» **What needs to be done**: No images are to be carried over; print all other material exactly as it stands.

» **Entries supplied**:

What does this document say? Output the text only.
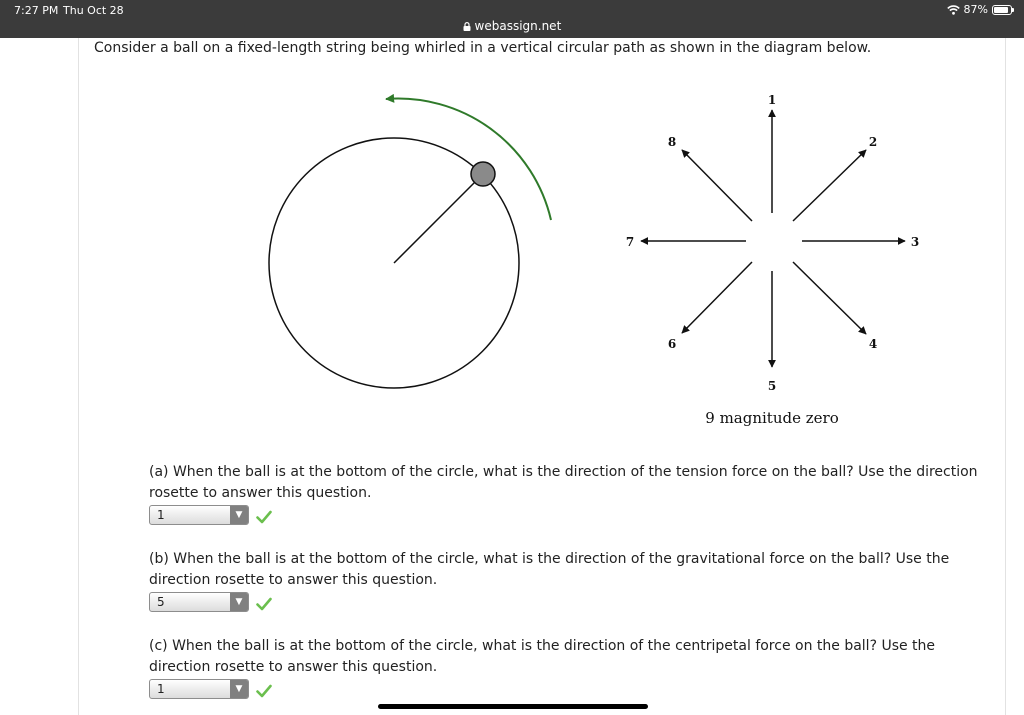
7:27 PM Thu Oct 28
webassign.net
87%
Consider a ball on a fixed-length string being whirled in a vertical circular path as shown in the diagram below.
1
2
3
4
5
6
7
8
9 magnitude zero
(a) When the ball is at the bottom of the circle, what is the direction of the tension force on the ball? Use the direction rosette to answer this question.
1	▼
(b) When the ball is at the bottom of the circle, what is the direction of the gravitational force on the ball? Use the direction rosette to answer this question.
5	▼
(c) When the ball is at the bottom of the circle, what is the direction of the centripetal force on the ball? Use the direction rosette to answer this question.
1	▼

» **Complete output**:
What does this document say? Output the text only.
7:27 PM Thu Oct 28
webassign.net
87%
Consider a ball on a fixed-length string being whirled in a vertical circular path as shown in the diagram below.
1
2
3
4
5
6
7
8
9 magnitude zero
(a) When the ball is at the bottom of the circle, what is the direction of the tension force on the ball? Use the direction rosette to answer this question.
1	▼
(b) When the ball is at the bottom of the circle, what is the direction of the gravitational force on the ball? Use the direction rosette to answer this question.
5	▼
(c) When the ball is at the bottom of the circle, what is the direction of the centripetal force on the ball? Use the direction rosette to answer this question.
1	▼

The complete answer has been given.